*Given request*: Quote every line as written. Omit pictures.

(Data excerpts)
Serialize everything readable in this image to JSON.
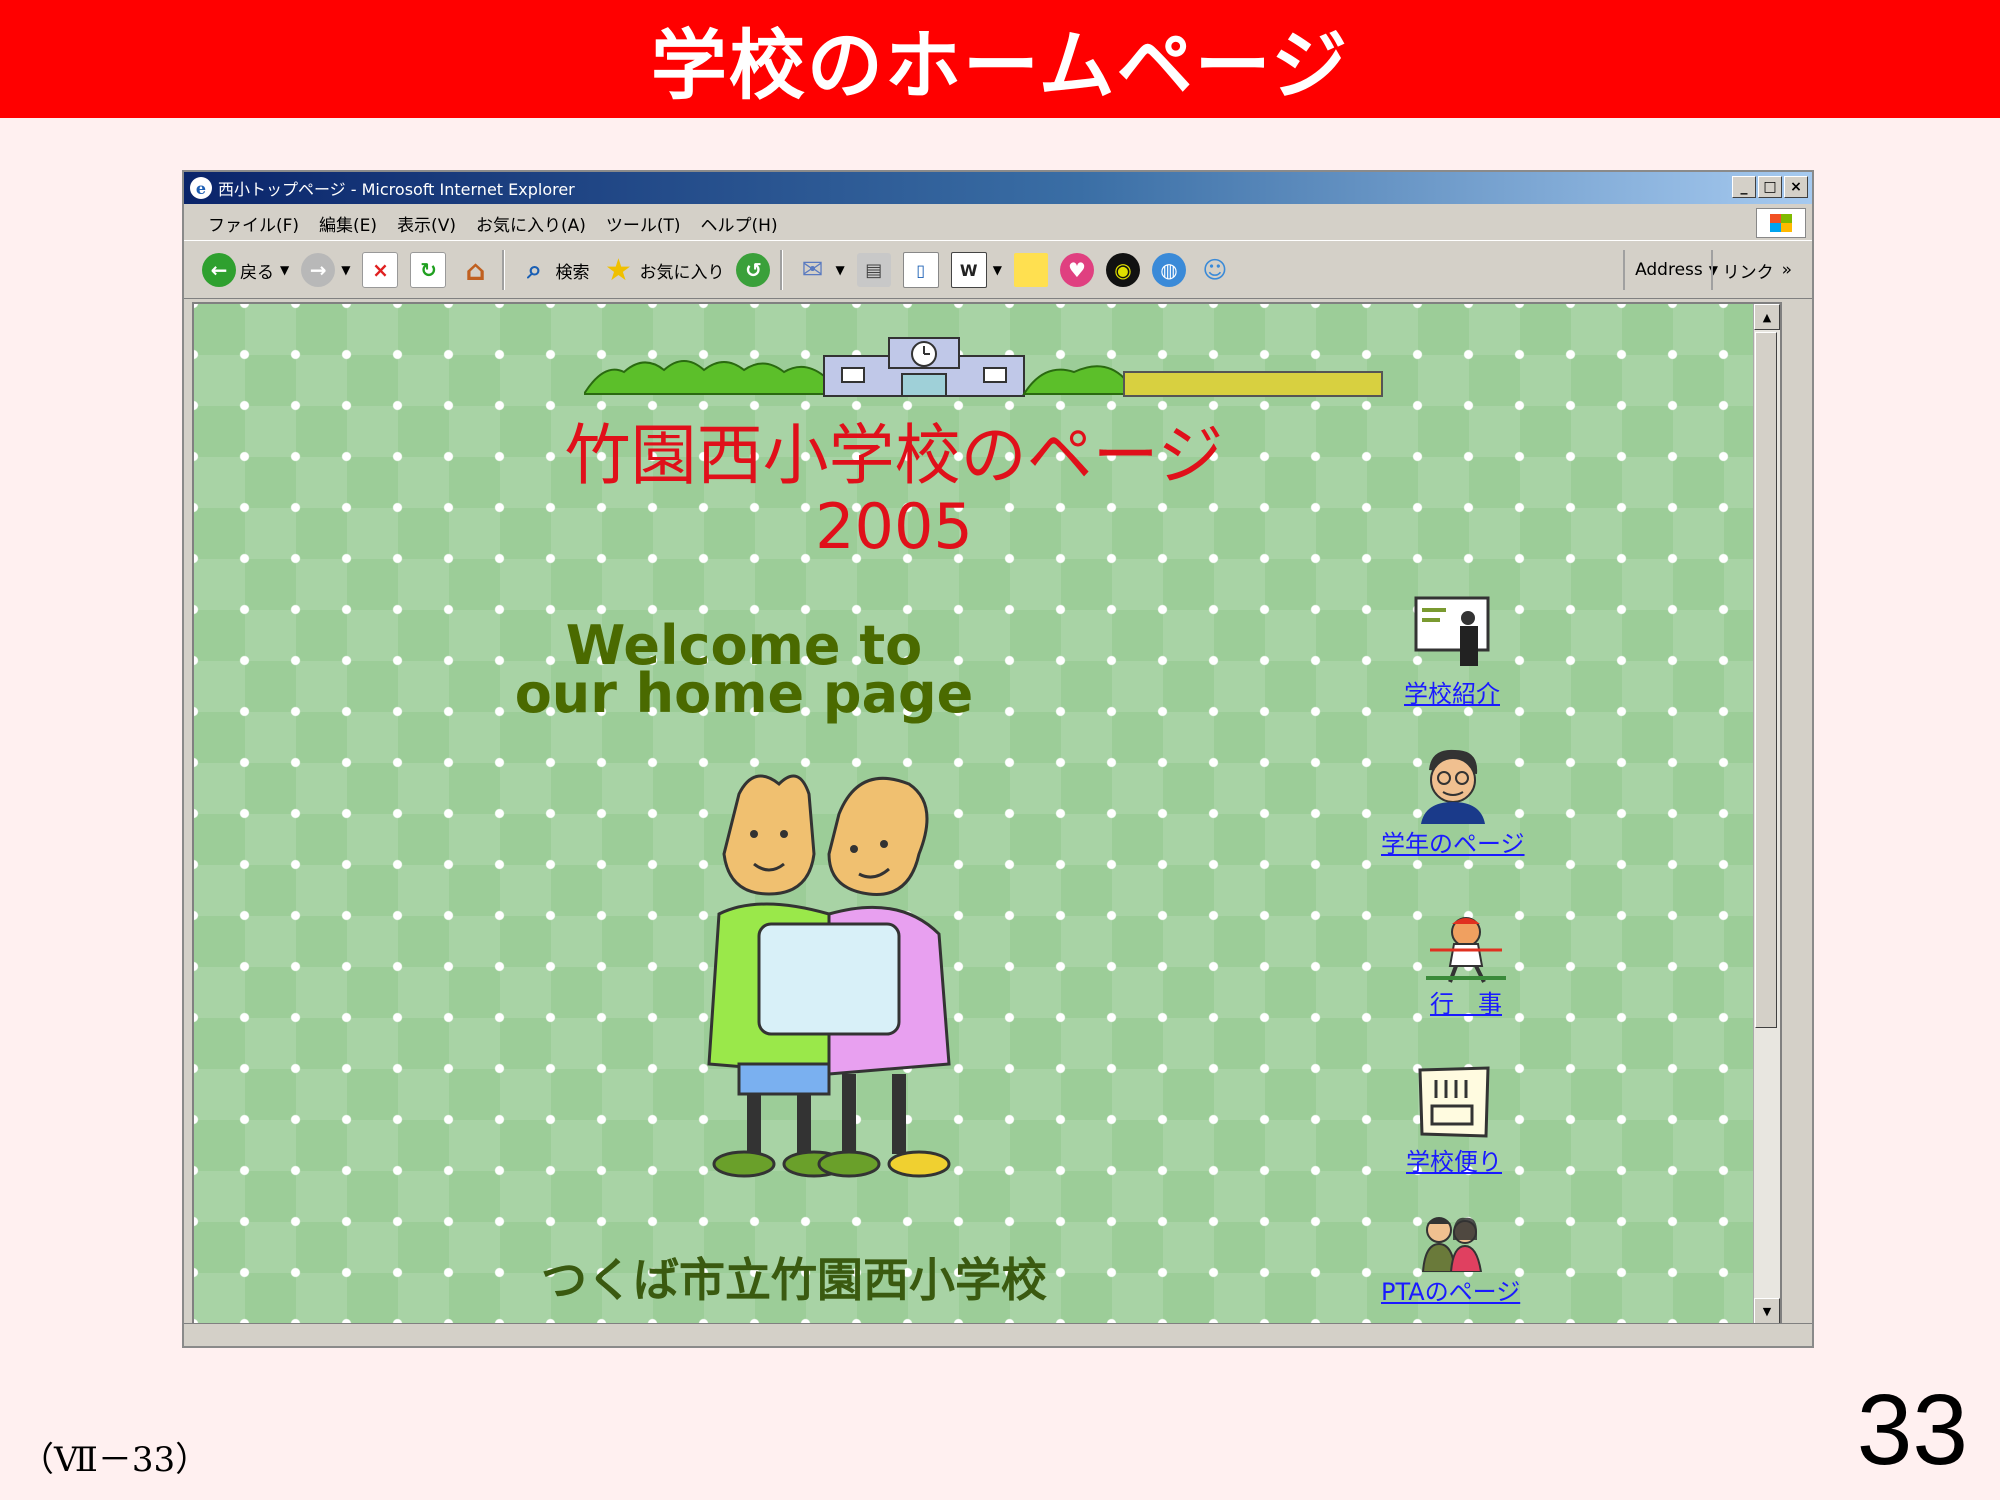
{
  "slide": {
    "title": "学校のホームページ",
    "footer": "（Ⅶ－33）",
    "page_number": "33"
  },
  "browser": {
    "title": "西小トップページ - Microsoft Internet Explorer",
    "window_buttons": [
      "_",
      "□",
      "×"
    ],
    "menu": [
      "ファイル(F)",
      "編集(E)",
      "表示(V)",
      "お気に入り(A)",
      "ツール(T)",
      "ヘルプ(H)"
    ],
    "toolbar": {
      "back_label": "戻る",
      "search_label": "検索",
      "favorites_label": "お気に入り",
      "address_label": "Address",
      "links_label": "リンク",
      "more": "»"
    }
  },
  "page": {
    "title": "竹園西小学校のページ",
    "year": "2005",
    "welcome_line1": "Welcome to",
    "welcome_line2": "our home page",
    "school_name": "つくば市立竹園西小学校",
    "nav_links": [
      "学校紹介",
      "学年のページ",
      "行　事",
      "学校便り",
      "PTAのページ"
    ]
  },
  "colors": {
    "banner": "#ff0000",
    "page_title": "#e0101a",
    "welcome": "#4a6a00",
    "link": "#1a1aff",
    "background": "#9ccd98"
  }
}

*Problem solution*:
Serialize everything readable in this image to JSON.
{
  "slide": {
    "title": "学校のホームページ",
    "footer": "（Ⅶ－33）",
    "page_number": "33"
  },
  "browser": {
    "title": "西小トップページ - Microsoft Internet Explorer",
    "window_buttons": [
      "_",
      "□",
      "×"
    ],
    "menu": [
      "ファイル(F)",
      "編集(E)",
      "表示(V)",
      "お気に入り(A)",
      "ツール(T)",
      "ヘルプ(H)"
    ],
    "toolbar": {
      "back_label": "戻る",
      "search_label": "検索",
      "favorites_label": "お気に入り",
      "address_label": "Address",
      "links_label": "リンク",
      "more": "»"
    }
  },
  "page": {
    "title": "竹園西小学校のページ",
    "year": "2005",
    "welcome_line1": "Welcome to",
    "welcome_line2": "our home page",
    "school_name": "つくば市立竹園西小学校",
    "nav_links": [
      "学校紹介",
      "学年のページ",
      "行　事",
      "学校便り",
      "PTAのページ"
    ]
  },
  "colors": {
    "banner": "#ff0000",
    "page_title": "#e0101a",
    "welcome": "#4a6a00",
    "link": "#1a1aff",
    "background": "#9ccd98"
  }
}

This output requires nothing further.